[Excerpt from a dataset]
※ ※ ※

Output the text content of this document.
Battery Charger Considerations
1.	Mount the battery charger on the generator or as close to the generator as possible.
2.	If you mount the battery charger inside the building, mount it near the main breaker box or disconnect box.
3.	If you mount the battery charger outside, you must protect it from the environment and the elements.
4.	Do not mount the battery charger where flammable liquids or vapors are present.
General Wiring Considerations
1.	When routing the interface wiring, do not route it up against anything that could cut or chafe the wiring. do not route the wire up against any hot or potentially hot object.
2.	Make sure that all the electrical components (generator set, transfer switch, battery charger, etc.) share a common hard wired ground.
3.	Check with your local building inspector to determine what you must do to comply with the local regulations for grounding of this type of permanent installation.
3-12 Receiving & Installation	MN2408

※ ※ ※

What you will do
Extract the full listing and reproduce each line exactly.

Answer to the task
Output the text content of this document.
Battery Charger Considerations
1.	Mount the battery charger on the generator or as close to the generator as possible.
2.	If you mount the battery charger inside the building, mount it near the main breaker box or disconnect box.
3.	If you mount the battery charger outside, you must protect it from the environment and the elements.
4.	Do not mount the battery charger where flammable liquids or vapors are present.
General Wiring Considerations
1.	When routing the interface wiring, do not route it up against anything that could cut or chafe the wiring. do not route the wire up against any hot or potentially hot object.
2.	Make sure that all the electrical components (generator set, transfer switch, battery charger, etc.) share a common hard wired ground.
3.	Check with your local building inspector to determine what you must do to comply with the local regulations for grounding of this type of permanent installation.
3-12 Receiving & Installation	MN2408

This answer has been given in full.